Select all lines with the string "scale" in them, and copy those lines.
##### Extracted data
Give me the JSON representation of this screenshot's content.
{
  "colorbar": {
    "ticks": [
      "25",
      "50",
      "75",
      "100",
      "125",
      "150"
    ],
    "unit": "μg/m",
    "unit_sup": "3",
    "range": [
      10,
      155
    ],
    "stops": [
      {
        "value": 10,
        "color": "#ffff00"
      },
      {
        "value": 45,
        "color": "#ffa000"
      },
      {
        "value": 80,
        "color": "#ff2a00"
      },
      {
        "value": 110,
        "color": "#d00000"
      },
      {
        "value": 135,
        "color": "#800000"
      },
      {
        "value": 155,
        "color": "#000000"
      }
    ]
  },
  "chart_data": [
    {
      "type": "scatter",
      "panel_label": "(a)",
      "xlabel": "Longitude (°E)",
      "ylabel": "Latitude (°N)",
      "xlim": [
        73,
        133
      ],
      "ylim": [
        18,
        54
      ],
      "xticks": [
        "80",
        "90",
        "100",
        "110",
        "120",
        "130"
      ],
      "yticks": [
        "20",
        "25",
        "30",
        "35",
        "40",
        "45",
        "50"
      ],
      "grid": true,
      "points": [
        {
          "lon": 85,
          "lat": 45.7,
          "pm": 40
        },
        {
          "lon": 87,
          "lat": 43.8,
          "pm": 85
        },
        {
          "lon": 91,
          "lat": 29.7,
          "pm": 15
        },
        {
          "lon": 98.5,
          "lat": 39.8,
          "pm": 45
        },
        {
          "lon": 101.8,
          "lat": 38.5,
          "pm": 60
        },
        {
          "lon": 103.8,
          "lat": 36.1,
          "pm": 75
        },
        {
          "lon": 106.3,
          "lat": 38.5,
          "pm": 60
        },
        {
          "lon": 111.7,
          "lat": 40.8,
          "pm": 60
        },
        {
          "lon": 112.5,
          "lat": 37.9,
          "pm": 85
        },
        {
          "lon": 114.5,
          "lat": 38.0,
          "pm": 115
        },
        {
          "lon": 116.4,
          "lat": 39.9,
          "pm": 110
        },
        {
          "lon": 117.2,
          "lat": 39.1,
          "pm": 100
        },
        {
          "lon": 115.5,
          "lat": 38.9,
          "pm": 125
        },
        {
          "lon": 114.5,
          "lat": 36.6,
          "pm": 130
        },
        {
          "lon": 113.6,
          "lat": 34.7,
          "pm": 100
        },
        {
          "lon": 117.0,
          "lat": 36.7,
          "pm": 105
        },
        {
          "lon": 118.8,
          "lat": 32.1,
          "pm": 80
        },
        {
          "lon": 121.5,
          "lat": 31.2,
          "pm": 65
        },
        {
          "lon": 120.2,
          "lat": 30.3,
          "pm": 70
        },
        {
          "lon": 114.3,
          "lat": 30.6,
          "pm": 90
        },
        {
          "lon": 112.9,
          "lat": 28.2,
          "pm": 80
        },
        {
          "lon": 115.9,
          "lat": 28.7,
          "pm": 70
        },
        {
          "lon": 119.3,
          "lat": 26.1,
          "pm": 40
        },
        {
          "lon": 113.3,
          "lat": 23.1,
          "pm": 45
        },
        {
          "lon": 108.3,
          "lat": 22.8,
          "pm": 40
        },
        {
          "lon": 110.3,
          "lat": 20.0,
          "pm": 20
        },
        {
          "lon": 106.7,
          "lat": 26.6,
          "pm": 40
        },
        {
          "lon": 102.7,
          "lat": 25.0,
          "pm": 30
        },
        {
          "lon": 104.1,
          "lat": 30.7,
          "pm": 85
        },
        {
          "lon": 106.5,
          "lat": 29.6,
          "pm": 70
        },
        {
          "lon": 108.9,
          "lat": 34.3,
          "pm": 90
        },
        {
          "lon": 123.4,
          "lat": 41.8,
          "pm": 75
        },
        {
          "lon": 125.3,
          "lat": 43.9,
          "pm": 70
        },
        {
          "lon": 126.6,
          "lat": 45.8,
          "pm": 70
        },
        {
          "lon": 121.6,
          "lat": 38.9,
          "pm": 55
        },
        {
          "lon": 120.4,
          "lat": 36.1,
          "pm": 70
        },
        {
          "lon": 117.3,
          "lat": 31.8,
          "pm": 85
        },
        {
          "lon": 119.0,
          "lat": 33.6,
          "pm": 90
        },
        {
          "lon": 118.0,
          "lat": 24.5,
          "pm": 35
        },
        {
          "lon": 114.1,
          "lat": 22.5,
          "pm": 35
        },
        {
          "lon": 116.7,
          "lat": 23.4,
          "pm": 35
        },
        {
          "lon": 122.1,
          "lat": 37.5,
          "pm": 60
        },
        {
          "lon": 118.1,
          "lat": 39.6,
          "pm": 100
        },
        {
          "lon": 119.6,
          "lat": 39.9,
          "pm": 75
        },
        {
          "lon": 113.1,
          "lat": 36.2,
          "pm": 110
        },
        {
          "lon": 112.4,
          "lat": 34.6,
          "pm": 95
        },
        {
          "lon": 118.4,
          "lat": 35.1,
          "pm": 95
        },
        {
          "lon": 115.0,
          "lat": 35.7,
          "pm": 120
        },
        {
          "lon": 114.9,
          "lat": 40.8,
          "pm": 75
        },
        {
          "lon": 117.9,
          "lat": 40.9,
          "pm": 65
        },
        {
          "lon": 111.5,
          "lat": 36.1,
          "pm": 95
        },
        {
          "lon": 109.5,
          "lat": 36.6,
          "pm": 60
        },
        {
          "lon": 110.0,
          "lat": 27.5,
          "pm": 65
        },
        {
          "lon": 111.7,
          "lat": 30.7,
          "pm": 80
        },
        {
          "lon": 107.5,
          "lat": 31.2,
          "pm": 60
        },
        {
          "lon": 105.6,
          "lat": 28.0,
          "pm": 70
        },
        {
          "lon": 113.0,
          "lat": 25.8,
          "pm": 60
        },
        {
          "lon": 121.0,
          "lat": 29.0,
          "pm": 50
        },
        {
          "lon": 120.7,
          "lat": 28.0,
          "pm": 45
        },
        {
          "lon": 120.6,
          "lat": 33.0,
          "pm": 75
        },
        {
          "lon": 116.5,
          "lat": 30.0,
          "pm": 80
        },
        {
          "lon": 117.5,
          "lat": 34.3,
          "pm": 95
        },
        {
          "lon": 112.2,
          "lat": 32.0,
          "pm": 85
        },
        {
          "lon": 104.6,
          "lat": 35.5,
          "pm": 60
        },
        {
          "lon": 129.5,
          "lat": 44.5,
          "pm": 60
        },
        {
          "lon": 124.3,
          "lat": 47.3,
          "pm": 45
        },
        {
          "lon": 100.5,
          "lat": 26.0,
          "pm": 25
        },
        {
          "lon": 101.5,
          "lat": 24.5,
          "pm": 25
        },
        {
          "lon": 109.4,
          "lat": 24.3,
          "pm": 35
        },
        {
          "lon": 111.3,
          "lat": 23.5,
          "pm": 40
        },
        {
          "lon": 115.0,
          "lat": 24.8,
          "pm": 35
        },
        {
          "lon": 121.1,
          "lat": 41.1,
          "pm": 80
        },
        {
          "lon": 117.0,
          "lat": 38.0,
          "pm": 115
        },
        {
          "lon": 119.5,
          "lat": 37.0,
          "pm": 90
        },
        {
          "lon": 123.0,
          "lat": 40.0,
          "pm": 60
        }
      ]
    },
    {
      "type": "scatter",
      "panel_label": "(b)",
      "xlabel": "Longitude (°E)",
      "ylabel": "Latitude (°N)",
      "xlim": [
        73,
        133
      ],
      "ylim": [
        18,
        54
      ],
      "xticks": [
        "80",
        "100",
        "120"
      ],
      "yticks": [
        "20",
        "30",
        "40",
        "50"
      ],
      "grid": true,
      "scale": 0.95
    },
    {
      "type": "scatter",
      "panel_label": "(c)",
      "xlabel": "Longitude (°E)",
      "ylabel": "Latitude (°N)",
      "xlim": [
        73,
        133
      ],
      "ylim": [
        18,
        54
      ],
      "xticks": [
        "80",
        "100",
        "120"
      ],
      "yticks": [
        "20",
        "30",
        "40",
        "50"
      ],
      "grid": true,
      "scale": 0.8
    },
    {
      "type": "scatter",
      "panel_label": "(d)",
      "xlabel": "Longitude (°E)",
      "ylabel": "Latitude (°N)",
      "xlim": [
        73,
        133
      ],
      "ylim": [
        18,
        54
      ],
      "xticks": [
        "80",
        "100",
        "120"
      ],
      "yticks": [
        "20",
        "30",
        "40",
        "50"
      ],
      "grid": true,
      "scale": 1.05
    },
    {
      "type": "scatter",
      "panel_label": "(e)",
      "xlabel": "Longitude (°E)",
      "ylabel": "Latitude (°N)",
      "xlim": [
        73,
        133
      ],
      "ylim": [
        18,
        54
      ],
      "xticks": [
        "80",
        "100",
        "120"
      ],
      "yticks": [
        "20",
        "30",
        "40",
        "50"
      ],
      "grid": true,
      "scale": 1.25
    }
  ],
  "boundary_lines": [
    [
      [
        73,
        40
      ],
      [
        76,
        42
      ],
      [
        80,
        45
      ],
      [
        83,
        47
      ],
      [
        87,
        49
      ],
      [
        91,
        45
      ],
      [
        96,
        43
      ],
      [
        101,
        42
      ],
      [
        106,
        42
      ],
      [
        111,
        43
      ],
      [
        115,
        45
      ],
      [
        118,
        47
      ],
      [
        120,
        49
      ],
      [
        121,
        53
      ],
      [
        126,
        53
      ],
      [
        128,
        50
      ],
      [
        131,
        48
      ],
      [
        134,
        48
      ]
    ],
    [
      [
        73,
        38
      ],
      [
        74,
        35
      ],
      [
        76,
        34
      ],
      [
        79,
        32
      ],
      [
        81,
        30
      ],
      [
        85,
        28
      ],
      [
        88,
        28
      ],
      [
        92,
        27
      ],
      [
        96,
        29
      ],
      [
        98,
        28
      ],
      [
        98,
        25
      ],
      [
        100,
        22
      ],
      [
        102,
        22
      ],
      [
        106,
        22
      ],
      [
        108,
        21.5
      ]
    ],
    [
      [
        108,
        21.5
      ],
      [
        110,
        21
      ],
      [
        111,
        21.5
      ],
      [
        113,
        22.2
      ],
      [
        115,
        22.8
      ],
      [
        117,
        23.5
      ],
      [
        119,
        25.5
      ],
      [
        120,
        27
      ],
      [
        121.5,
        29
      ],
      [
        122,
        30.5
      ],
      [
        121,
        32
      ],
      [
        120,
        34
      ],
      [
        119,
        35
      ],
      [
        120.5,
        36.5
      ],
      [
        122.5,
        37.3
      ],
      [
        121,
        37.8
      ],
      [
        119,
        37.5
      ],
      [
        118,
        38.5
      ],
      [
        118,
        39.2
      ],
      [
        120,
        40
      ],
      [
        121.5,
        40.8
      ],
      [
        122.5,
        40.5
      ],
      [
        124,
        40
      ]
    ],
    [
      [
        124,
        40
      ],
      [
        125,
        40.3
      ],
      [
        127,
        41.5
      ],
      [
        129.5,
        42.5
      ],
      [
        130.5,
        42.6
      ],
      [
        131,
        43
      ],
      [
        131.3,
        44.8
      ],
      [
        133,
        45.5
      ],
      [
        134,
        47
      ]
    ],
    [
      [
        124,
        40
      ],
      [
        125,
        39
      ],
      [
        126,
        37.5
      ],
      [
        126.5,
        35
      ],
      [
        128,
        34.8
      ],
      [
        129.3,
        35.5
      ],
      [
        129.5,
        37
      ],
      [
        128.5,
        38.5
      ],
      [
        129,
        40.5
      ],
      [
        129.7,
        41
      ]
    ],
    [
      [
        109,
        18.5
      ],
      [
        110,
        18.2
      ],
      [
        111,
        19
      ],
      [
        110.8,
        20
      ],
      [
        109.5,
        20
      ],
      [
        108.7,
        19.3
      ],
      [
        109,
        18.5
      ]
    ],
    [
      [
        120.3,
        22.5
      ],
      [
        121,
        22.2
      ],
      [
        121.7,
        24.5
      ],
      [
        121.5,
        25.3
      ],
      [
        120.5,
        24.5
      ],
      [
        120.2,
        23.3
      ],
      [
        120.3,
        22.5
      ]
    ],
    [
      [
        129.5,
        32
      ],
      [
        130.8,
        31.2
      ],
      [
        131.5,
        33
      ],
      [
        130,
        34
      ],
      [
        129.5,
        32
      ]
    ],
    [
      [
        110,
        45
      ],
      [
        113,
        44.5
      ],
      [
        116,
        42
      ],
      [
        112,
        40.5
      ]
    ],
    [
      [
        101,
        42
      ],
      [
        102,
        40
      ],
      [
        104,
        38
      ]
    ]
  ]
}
##########
--- The output ---
      "scale": 0.95
      "scale": 0.8
      "scale": 1.05
      "scale": 1.25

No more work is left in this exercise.